■ **Work to complete**
Determine how many lines of the material hold the string "Copy" and reply with only that number.

----------

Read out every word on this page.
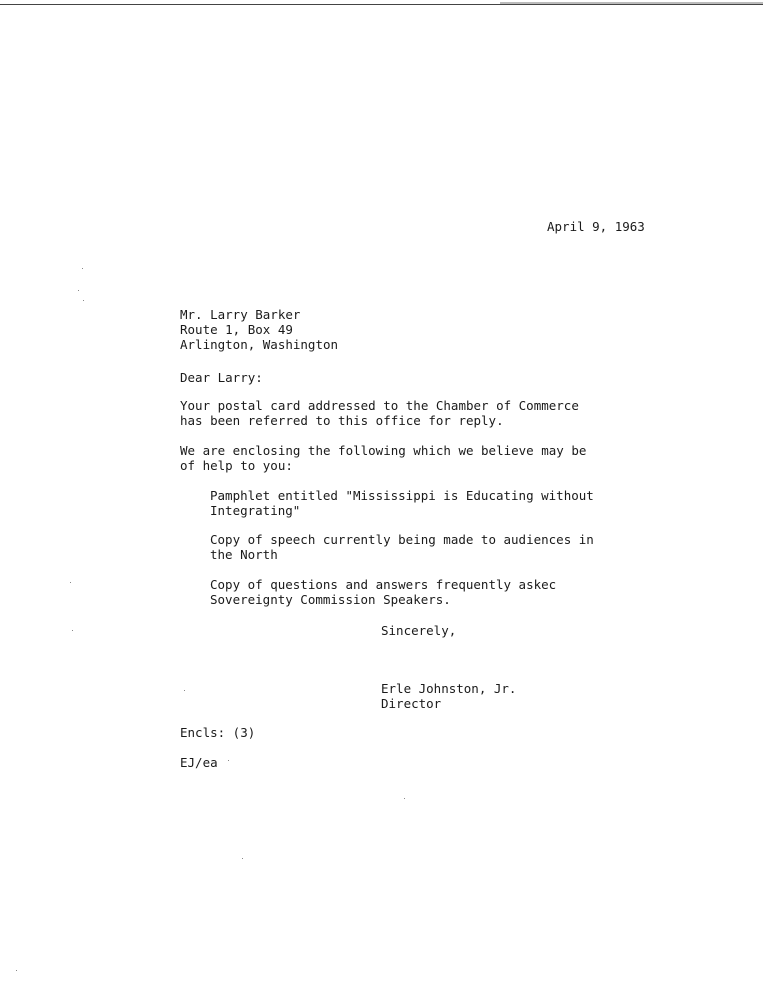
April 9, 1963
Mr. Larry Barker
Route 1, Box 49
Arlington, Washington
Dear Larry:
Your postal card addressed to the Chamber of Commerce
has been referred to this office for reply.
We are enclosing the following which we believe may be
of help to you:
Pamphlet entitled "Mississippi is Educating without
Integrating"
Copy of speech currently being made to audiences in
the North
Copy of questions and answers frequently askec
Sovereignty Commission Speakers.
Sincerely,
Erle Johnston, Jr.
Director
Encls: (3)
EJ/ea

----------

■ **Exercise result**
2